Challenge =
In the listing below, locate the lines that hold the string "TRONG". Copy those lines.

-- Begin Excerpted records --

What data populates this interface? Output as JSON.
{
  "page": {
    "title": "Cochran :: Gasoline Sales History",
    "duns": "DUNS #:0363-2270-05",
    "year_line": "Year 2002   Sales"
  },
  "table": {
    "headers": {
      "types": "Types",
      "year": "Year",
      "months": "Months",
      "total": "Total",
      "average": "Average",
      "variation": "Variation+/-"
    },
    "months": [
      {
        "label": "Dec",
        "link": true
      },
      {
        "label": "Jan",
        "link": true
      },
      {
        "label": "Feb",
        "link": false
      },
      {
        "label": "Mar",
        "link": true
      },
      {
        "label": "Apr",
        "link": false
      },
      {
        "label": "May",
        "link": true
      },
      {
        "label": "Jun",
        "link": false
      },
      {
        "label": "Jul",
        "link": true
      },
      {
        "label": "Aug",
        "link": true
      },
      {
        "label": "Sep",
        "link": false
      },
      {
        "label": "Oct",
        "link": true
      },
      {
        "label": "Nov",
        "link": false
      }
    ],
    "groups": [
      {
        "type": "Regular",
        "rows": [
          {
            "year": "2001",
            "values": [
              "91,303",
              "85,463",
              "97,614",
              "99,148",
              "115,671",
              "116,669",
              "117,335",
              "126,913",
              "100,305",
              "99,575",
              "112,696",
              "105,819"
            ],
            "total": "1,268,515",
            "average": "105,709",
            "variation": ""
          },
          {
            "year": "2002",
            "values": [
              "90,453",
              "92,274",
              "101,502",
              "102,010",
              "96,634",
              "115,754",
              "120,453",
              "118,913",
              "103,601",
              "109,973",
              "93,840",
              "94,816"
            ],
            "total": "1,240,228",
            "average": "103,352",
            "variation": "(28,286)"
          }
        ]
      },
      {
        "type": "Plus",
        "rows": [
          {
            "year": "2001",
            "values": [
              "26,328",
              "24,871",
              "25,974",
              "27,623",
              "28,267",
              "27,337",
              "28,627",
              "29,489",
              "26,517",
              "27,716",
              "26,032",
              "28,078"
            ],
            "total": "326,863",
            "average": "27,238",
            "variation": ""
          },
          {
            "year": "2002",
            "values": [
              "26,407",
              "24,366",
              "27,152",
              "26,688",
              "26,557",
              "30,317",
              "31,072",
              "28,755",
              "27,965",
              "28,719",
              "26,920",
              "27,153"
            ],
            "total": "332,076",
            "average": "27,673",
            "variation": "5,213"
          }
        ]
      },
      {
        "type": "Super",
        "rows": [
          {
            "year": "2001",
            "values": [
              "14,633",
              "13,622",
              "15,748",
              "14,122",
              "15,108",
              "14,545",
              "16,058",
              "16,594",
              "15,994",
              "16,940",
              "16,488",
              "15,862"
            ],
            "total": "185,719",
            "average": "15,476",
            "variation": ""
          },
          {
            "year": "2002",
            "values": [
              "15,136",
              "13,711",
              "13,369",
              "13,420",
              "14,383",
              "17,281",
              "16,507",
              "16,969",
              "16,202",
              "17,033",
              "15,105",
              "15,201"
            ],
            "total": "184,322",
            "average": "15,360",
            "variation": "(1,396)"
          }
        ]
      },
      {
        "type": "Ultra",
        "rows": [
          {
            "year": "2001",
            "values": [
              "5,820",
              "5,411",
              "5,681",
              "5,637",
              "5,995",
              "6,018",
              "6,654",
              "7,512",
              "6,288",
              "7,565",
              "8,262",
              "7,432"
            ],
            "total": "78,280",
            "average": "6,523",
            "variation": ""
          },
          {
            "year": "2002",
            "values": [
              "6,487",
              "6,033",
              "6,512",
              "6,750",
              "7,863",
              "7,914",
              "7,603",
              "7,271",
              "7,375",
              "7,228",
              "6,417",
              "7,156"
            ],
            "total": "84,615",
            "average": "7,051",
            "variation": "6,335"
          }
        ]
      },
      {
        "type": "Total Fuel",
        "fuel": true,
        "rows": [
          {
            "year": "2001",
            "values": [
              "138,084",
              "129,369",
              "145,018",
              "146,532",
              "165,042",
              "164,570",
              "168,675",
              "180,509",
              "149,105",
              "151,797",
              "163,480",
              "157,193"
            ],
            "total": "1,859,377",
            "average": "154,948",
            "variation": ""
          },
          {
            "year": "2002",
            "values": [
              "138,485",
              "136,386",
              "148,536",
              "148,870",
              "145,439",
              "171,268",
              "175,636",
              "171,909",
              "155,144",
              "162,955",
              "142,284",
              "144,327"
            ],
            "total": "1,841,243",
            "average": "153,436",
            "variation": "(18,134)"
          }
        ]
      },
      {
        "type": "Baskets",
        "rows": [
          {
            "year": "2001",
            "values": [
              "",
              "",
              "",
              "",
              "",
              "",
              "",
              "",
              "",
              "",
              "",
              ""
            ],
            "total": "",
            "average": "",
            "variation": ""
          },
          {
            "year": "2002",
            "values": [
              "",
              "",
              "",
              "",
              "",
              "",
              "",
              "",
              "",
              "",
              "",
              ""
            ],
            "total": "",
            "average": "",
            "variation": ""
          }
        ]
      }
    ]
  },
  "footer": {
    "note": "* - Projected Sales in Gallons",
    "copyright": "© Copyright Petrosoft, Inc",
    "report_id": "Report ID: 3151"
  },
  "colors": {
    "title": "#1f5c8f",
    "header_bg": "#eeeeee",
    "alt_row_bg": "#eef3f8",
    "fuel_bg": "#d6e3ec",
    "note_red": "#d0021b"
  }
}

-- End Excerpted records --
-- Begin Excerpted records --

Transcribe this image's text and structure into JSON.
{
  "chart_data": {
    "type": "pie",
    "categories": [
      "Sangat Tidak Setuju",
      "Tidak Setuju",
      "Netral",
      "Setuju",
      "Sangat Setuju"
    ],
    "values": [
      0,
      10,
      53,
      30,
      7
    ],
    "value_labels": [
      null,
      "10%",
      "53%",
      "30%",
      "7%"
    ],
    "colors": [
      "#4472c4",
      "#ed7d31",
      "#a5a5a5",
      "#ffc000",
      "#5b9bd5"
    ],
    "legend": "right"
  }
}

-- End Excerpted records --
-- Begin Excerpted records --

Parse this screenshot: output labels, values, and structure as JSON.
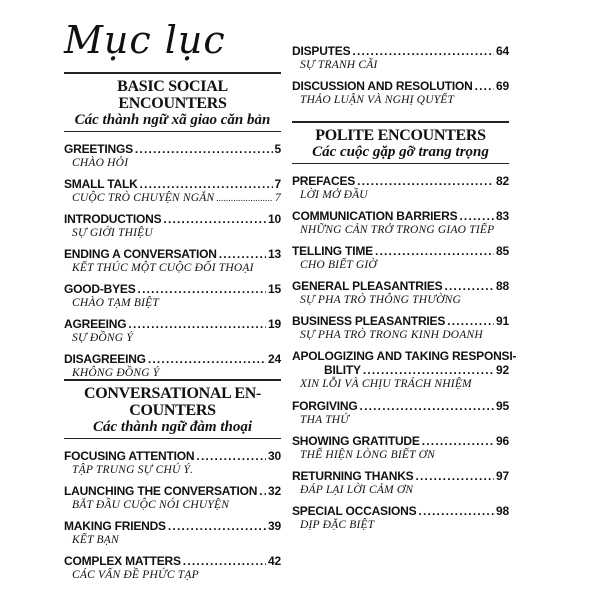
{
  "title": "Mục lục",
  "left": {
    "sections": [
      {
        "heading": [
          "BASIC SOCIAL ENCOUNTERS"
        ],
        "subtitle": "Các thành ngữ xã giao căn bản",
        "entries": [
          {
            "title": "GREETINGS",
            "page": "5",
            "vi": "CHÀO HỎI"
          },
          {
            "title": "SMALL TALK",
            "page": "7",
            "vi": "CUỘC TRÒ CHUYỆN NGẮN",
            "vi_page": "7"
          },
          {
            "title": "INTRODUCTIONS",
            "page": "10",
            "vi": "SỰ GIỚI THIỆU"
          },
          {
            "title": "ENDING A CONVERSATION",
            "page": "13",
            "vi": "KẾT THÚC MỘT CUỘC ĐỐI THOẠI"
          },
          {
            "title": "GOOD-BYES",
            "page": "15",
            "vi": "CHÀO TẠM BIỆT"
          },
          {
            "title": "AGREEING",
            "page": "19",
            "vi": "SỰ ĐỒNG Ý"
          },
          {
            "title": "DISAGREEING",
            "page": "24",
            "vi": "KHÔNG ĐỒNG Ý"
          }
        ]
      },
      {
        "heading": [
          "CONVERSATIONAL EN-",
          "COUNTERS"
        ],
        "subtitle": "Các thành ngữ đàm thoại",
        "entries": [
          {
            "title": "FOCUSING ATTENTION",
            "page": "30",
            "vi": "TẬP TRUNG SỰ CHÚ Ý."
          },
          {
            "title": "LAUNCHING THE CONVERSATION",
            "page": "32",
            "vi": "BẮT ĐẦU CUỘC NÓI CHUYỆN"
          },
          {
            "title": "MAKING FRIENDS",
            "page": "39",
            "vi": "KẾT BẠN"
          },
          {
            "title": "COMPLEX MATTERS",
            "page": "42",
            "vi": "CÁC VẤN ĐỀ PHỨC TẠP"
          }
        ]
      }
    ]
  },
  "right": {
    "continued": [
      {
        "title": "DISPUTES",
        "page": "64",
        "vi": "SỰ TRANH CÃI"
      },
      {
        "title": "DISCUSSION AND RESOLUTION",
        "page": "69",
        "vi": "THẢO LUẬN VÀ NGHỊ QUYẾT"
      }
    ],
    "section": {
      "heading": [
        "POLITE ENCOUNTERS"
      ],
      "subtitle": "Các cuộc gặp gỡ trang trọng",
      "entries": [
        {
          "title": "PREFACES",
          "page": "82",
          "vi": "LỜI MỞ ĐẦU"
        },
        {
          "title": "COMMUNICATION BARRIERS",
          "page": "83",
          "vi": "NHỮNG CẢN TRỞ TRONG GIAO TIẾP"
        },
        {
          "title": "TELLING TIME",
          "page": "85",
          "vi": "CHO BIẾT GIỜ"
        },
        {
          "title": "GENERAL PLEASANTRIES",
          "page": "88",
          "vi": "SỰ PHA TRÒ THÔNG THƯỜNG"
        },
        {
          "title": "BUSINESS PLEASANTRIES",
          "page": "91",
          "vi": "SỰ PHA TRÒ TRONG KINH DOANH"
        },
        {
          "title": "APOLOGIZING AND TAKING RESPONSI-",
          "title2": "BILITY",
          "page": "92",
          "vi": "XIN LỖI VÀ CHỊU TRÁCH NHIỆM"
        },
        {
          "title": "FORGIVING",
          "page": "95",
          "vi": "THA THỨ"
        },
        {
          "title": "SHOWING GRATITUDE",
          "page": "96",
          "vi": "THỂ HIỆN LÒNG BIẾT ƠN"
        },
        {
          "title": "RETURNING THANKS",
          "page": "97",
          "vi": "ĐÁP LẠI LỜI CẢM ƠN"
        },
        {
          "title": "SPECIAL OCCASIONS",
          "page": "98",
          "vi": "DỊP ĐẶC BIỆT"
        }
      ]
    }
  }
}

-- End Excerpted records --

In response =
          "vi": "NHỮNG CẢN TRỞ TRONG GIAO TIẾP"
          "vi": "SỰ PHA TRÒ TRONG KINH DOANH"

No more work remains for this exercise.